▸ **REQUIRED WORK**: Retype every entry exactly, character for character.

**** SUPPLIED INFORMATION ****

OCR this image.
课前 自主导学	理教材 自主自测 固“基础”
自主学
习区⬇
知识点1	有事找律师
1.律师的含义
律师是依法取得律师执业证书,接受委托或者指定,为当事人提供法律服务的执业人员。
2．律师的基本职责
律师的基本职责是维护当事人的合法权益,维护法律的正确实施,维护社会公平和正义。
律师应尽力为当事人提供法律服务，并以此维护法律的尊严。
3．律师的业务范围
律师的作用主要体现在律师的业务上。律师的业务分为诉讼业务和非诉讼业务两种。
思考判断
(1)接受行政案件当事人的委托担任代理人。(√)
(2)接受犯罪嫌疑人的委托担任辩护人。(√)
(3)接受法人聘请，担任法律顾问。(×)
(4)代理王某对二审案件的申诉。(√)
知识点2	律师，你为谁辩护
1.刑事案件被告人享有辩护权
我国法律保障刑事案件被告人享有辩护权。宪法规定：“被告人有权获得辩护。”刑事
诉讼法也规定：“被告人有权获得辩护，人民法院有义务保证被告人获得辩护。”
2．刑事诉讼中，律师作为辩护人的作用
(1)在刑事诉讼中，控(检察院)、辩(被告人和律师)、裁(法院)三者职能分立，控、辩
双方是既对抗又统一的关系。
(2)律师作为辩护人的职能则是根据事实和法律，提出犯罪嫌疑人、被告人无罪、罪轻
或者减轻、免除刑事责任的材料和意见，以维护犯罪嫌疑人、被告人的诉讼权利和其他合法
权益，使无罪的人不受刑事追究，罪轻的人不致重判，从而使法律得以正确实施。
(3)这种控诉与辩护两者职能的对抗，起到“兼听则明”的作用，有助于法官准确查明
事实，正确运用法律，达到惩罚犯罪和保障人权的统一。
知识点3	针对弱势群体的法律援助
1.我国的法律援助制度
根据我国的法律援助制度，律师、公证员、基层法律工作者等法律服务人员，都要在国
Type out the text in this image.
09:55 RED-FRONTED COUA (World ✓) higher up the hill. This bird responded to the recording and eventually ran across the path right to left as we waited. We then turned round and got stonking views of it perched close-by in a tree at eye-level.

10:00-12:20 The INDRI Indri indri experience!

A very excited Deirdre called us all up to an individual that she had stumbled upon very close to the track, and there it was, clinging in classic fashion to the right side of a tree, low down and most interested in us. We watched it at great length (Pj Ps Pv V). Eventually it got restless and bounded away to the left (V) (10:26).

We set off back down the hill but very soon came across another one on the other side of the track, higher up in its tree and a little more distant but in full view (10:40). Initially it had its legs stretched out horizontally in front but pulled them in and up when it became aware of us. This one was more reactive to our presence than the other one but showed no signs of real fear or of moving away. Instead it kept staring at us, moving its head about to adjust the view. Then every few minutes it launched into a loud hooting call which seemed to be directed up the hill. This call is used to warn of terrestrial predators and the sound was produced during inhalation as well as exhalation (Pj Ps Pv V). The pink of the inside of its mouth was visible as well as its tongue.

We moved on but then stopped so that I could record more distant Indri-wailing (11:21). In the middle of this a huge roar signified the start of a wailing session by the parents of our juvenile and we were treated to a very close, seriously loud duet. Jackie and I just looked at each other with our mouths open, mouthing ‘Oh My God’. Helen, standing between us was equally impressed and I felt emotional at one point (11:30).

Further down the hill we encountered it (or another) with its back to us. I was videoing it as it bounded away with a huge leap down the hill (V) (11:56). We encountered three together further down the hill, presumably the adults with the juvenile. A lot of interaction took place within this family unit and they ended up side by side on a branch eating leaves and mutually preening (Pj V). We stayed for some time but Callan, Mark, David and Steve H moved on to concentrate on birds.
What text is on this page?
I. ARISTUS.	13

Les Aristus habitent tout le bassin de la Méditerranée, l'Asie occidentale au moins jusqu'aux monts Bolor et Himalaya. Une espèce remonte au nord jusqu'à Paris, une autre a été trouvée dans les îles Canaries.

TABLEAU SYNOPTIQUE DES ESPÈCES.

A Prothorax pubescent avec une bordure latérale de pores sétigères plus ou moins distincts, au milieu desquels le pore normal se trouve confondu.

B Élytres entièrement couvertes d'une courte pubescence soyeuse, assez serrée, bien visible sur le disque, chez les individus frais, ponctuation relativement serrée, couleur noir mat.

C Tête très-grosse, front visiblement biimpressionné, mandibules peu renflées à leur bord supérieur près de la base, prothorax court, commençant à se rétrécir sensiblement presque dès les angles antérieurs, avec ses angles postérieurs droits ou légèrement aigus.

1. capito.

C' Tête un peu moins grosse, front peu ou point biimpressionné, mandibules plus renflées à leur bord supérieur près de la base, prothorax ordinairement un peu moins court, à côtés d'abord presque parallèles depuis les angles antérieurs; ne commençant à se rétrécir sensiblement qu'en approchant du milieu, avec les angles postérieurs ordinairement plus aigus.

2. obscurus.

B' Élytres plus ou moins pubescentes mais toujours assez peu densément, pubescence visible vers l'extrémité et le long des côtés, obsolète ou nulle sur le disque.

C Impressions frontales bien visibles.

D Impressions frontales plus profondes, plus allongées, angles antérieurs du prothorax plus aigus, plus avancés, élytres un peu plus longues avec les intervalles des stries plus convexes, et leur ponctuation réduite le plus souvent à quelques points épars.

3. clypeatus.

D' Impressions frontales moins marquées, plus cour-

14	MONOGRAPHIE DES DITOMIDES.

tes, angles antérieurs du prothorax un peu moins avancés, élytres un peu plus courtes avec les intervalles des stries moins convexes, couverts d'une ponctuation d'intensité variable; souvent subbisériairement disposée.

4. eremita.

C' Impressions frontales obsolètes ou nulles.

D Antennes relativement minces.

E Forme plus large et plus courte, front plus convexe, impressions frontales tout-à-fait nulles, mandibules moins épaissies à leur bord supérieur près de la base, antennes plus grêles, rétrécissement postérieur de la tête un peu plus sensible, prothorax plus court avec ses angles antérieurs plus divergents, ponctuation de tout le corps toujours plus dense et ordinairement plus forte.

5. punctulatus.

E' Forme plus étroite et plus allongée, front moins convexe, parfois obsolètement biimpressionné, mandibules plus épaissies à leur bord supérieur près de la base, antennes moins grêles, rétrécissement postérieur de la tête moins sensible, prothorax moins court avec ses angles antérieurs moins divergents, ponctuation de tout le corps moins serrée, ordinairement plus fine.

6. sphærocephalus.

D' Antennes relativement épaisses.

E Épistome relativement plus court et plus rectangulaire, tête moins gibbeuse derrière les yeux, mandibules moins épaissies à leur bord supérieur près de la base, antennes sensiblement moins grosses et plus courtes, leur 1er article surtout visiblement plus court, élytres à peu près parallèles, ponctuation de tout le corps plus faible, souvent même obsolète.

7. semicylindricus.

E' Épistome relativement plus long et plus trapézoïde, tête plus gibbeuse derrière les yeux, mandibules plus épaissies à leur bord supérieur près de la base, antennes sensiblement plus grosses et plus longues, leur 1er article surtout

****

▸ **FINAL RESULT**:
OCR this image.
课前 自主导学	理教材 自主自测 固“基础”
自主学
习区⬇
知识点1	有事找律师
1.律师的含义
律师是依法取得律师执业证书,接受委托或者指定,为当事人提供法律服务的执业人员。
2．律师的基本职责
律师的基本职责是维护当事人的合法权益,维护法律的正确实施,维护社会公平和正义。
律师应尽力为当事人提供法律服务，并以此维护法律的尊严。
3．律师的业务范围
律师的作用主要体现在律师的业务上。律师的业务分为诉讼业务和非诉讼业务两种。
思考判断
(1)接受行政案件当事人的委托担任代理人。(√)
(2)接受犯罪嫌疑人的委托担任辩护人。(√)
(3)接受法人聘请，担任法律顾问。(×)
(4)代理王某对二审案件的申诉。(√)
知识点2	律师，你为谁辩护
1.刑事案件被告人享有辩护权
我国法律保障刑事案件被告人享有辩护权。宪法规定：“被告人有权获得辩护。”刑事
诉讼法也规定：“被告人有权获得辩护，人民法院有义务保证被告人获得辩护。”
2．刑事诉讼中，律师作为辩护人的作用
(1)在刑事诉讼中，控(检察院)、辩(被告人和律师)、裁(法院)三者职能分立，控、辩
双方是既对抗又统一的关系。
(2)律师作为辩护人的职能则是根据事实和法律，提出犯罪嫌疑人、被告人无罪、罪轻
或者减轻、免除刑事责任的材料和意见，以维护犯罪嫌疑人、被告人的诉讼权利和其他合法
权益，使无罪的人不受刑事追究，罪轻的人不致重判，从而使法律得以正确实施。
(3)这种控诉与辩护两者职能的对抗，起到“兼听则明”的作用，有助于法官准确查明
事实，正确运用法律，达到惩罚犯罪和保障人权的统一。
知识点3	针对弱势群体的法律援助
1.我国的法律援助制度
根据我国的法律援助制度，律师、公证员、基层法律工作者等法律服务人员，都要在国
Type out the text in this image.
09:55 RED-FRONTED COUA (World ✓) higher up the hill. This bird responded to the recording and eventually ran across the path right to left as we waited. We then turned round and got stonking views of it perched close-by in a tree at eye-level.

10:00-12:20 The INDRI Indri indri experience!

A very excited Deirdre called us all up to an individual that she had stumbled upon very close to the track, and there it was, clinging in classic fashion to the right side of a tree, low down and most interested in us. We watched it at great length (Pj Ps Pv V). Eventually it got restless and bounded away to the left (V) (10:26).

We set off back down the hill but very soon came across another one on the other side of the track, higher up in its tree and a little more distant but in full view (10:40). Initially it had its legs stretched out horizontally in front but pulled them in and up when it became aware of us. This one was more reactive to our presence than the other one but showed no signs of real fear or of moving away. Instead it kept staring at us, moving its head about to adjust the view. Then every few minutes it launched into a loud hooting call which seemed to be directed up the hill. This call is used to warn of terrestrial predators and the sound was produced during inhalation as well as exhalation (Pj Ps Pv V). The pink of the inside of its mouth was visible as well as its tongue.

We moved on but then stopped so that I could record more distant Indri-wailing (11:21). In the middle of this a huge roar signified the start of a wailing session by the parents of our juvenile and we were treated to a very close, seriously loud duet. Jackie and I just looked at each other with our mouths open, mouthing ‘Oh My God’. Helen, standing between us was equally impressed and I felt emotional at one point (11:30).

Further down the hill we encountered it (or another) with its back to us. I was videoing it as it bounded away with a huge leap down the hill (V) (11:56). We encountered three together further down the hill, presumably the adults with the juvenile. A lot of interaction took place within this family unit and they ended up side by side on a branch eating leaves and mutually preening (Pj V). We stayed for some time but Callan, Mark, David and Steve H moved on to concentrate on birds.
What text is on this page?
I. ARISTUS.	13

Les Aristus habitent tout le bassin de la Méditerranée, l'Asie occidentale au moins jusqu'aux monts Bolor et Himalaya. Une espèce remonte au nord jusqu'à Paris, une autre a été trouvée dans les îles Canaries.

TABLEAU SYNOPTIQUE DES ESPÈCES.

A Prothorax pubescent avec une bordure latérale de pores sétigères plus ou moins distincts, au milieu desquels le pore normal se trouve confondu.

B Élytres entièrement couvertes d'une courte pubescence soyeuse, assez serrée, bien visible sur le disque, chez les individus frais, ponctuation relativement serrée, couleur noir mat.

C Tête très-grosse, front visiblement biimpressionné, mandibules peu renflées à leur bord supérieur près de la base, prothorax court, commençant à se rétrécir sensiblement presque dès les angles antérieurs, avec ses angles postérieurs droits ou légèrement aigus.

1. capito.

C' Tête un peu moins grosse, front peu ou point biimpressionné, mandibules plus renflées à leur bord supérieur près de la base, prothorax ordinairement un peu moins court, à côtés d'abord presque parallèles depuis les angles antérieurs; ne commençant à se rétrécir sensiblement qu'en approchant du milieu, avec les angles postérieurs ordinairement plus aigus.

2. obscurus.

B' Élytres plus ou moins pubescentes mais toujours assez peu densément, pubescence visible vers l'extrémité et le long des côtés, obsolète ou nulle sur le disque.

C Impressions frontales bien visibles.

D Impressions frontales plus profondes, plus allongées, angles antérieurs du prothorax plus aigus, plus avancés, élytres un peu plus longues avec les intervalles des stries plus convexes, et leur ponctuation réduite le plus souvent à quelques points épars.

3. clypeatus.

D' Impressions frontales moins marquées, plus cour-

14	MONOGRAPHIE DES DITOMIDES.

tes, angles antérieurs du prothorax un peu moins avancés, élytres un peu plus courtes avec les intervalles des stries moins convexes, couverts d'une ponctuation d'intensité variable; souvent subbisériairement disposée.

4. eremita.

C' Impressions frontales obsolètes ou nulles.

D Antennes relativement minces.

E Forme plus large et plus courte, front plus convexe, impressions frontales tout-à-fait nulles, mandibules moins épaissies à leur bord supérieur près de la base, antennes plus grêles, rétrécissement postérieur de la tête un peu plus sensible, prothorax plus court avec ses angles antérieurs plus divergents, ponctuation de tout le corps toujours plus dense et ordinairement plus forte.

5. punctulatus.

E' Forme plus étroite et plus allongée, front moins convexe, parfois obsolètement biimpressionné, mandibules plus épaissies à leur bord supérieur près de la base, antennes moins grêles, rétrécissement postérieur de la tête moins sensible, prothorax moins court avec ses angles antérieurs moins divergents, ponctuation de tout le corps moins serrée, ordinairement plus fine.

6. sphærocephalus.

D' Antennes relativement épaisses.

E Épistome relativement plus court et plus rectangulaire, tête moins gibbeuse derrière les yeux, mandibules moins épaissies à leur bord supérieur près de la base, antennes sensiblement moins grosses et plus courtes, leur 1er article surtout visiblement plus court, élytres à peu près parallèles, ponctuation de tout le corps plus faible, souvent même obsolète.

7. semicylindricus.

E' Épistome relativement plus long et plus trapézoïde, tête plus gibbeuse derrière les yeux, mandibules plus épaissies à leur bord supérieur près de la base, antennes sensiblement plus grosses et plus longues, leur 1er article surtout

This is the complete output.